DOCUMENT EXCERPT
──────

In addition to the topography of the scaffold, its mechanical properties are also essential in supporting damaged muscle recovery. As demonstrated by several authors, hydrogel stiffness is essential to support myogenesis by preserving mechanotransduction and optimizing metabolites and waste diffusion, while its elasticity is essential in regulating muscle stem cell responses [169,172,173]. As electrical signals play an essential role in the development and functionality of excitable biological tissues, another key feature of muscle tissue is represented by its electroconductivity. Several research groups have already developed hydrogels with tunable electrical properties able to improve muscle precursor cell spreading and differentiation [174,175,176]. However, despite the promising potential of electroconductive hydrogels, their long-term clinical and therapeutic applications have not been fully investigated.
Figure 4 summarizes the therapeutic potential of engineered hydrogels obtained through highly controlled polymerization conditions, allowing a specific micropatterned and electroconductive substrate production in sustaining skeletal muscle regeneration.
In summary, biomaterials intended for the support of skeletal muscle regeneration need to mimic the spatial organization of the native tissue, requiring ordered fiber deposition in order to guide myoblast alignment and maturation. Recent advancements in fabrication techniques have also allowed researchers working in the skeletal muscle regeneration field to address this crucial challenge, thus fostering the development of new scaffolds with a complex hierarchical organization able to support myoblast differentiation towards a striated phenotype [139].

4.5. Hydrogels for Cardiac Muscle Regeneration

As well as the skeletal muscle, the cardiac muscle could also undergo pathological damage, needing prompt repair to sustain the heart’s physiological activity. Due to their widely tunable properties, hydrogels represent a very promising solution in the field of cardiac regeneration.
To obtain hydrogels able to sustain cardiac tissue repair, different approaches have been proposed, such as the use of a biocompatible matrix to sustain stem cell delivery at the injury site or hydrogel functionalization with bioactive compounds able to sustain angiogenesis [177,178].
An alternative solution to these injectable matrices is represented by the development of implantable cardiac patches, biocompatible devices that can be composed of different natural substrates, such as decellularized ECM, polysaccharides (e.g., chitosan), and peptides (e.g., collagen, gelatin, fibrin, and silk fibroin), synthetic polymers, or hybrid materials [177,179,180]. Such bioengineered systems have already been successfully used to deliver cells (MSCs or induced pluripotent stem cell-derived cardiomyocytes (hiPSC-CMs)) and therapeutic compounds (i.e., hepatocyte growth factors, insulin-like growth factor-1, VEGF, bFGF) to assist heart tissue regeneration [177,181,182,183,184,185].

──────

REQUIRED WORK
A – In the text on hydrogels for muscle regeneration, what aspect of electroconductive hydrogels has not yet been fully investigated?
B – Reproduce the portion of the text on hydrogels for muscle regeneration from "As well as the" up to and including "of cardiac regeneration.".
C – Take the text on hydrogels for muscle regeneration further, starting after its last sentence.
The data that comes after this text is separate material.

──────

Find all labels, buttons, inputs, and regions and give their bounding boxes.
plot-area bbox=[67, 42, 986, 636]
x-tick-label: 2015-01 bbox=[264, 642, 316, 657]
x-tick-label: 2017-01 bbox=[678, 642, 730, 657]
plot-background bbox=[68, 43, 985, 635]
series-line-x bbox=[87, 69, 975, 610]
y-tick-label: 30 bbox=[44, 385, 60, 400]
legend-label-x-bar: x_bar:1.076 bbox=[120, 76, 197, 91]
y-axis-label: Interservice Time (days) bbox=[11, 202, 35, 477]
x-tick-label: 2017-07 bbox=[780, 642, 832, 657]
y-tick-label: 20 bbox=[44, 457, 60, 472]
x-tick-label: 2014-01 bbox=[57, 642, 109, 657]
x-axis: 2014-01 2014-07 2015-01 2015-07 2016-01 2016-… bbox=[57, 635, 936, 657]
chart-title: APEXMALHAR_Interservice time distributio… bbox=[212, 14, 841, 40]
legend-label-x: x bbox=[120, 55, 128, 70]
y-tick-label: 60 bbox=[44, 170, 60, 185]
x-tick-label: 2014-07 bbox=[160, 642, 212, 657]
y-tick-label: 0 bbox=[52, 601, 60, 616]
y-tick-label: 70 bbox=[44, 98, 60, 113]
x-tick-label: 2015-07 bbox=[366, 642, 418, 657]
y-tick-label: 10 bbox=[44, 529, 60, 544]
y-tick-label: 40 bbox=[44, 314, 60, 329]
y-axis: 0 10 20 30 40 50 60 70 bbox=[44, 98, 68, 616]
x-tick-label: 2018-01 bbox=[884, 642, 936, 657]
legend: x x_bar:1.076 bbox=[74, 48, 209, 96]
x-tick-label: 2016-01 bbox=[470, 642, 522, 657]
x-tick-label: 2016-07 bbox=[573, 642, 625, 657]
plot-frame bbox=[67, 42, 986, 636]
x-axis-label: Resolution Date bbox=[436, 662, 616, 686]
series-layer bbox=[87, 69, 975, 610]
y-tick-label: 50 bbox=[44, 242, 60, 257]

──────

TASK RESULTS
A – Their long-term clinical and therapeutic applications.

B –
As well as the skeletal muscle, the cardiac muscle could also undergo pathological damage, needing prompt repair to sustain the heart’s physiological activity. Due to their widely tunable properties, hydrogels represent a very promising solution in the field of cardiac regeneration.

C –
As previously discussed for skeletal muscle, electrical activity is also essential in the context of cardiac functionality, and the ability to re-establish the electrical coupling within the damaged tissue is an essential goal in developing biomaterials for cardiac regeneration. Promising results have already been obtained by different authors, leading to the production of electrically conductive hydrogels able to improve cardiac tissue functions and healing [186,187,188]. However, as for hydrogels intended to support skeletal muscle regeneration, preclinical studies are needed to characterize the long-term effects and stability of these novel biomaterials.
Figure 5 summarizes the principal features of hydrogel use in supporting cardiac regeneration, highlighting the different ways in which such promising bioengineered substrates can be used in clinical contexts (i.e., injectable form or implantable patches).
To sum up, the main challenge in developing successful biomaterials to support heart tissue regeneration is represented by the synthesis of a viscoelastic matrix able to ensure the electrical connectivity needed for the cyclical beating. Also, in this case, the optimal scaffold should closely reproduce the hierarchical complexity of the native tissue, which is essential for cardiac biomechanics. In recent years, several progresses have been made in this field, with the successful development of highly interconnected three-dimensional porous biomaterials with specific square grid patterns, allowing cardiomyocyte differentiation, as well as ensuring their electrical connection in a functional syncytium [139].

5. Conclusions

Biomaterial-based approaches have the potential to enhance and solve many drawbacks of the existing approaches for organ and tissue regeneration. In particular, hydrogels, thanks to their wide tunability in terms of physical and mechanical properties, represent the most interesting choice to sustain the restoration of damaged tissue integrity and functionality. Considering the progressive aging of the population and the known effects of such physiological processes on human tissues and organs, tissue engineering represents a valuable alternative to the continuous shortage of suitable donors for grafting. The successful design of bioengineered scaffolds for biomedical applications strongly resides in a deep understanding of the physical and mechanical properties of the biological material to be replaced, as well as in the technical competencies needed to tailor the synthesis of the biological substitute according to the intended use. In this context, hydrogels represent a promising opportunity, as they can be easily produced in the desired size and shape, adapting their physical and mechanical behavior to the surrounding environment. Last but not least, another key advantage of such scaffolds is represented by their biocompatibility and biodegradability, two essential features for any material that should be implanted in a living organism with the aim of supporting cell spreading and proliferation while avoiding exaggerated inflammatory responses and rejection.
Despite the main advantages offered by hydrogel matrices for the development of scaffolds for tissue engineering purposes, many challenges remain to be addressed, especially in terms of tissue-specific constraints. The continuous advancements in the field of biomaterials manufacture (e.g., suitability of starting materials and fabrication techniques) along with the increasing knowledge about native tissues’ biological complexity led to the creation of innovative scaffolds with promising prospects for clinical translation and personalized medicine approaches.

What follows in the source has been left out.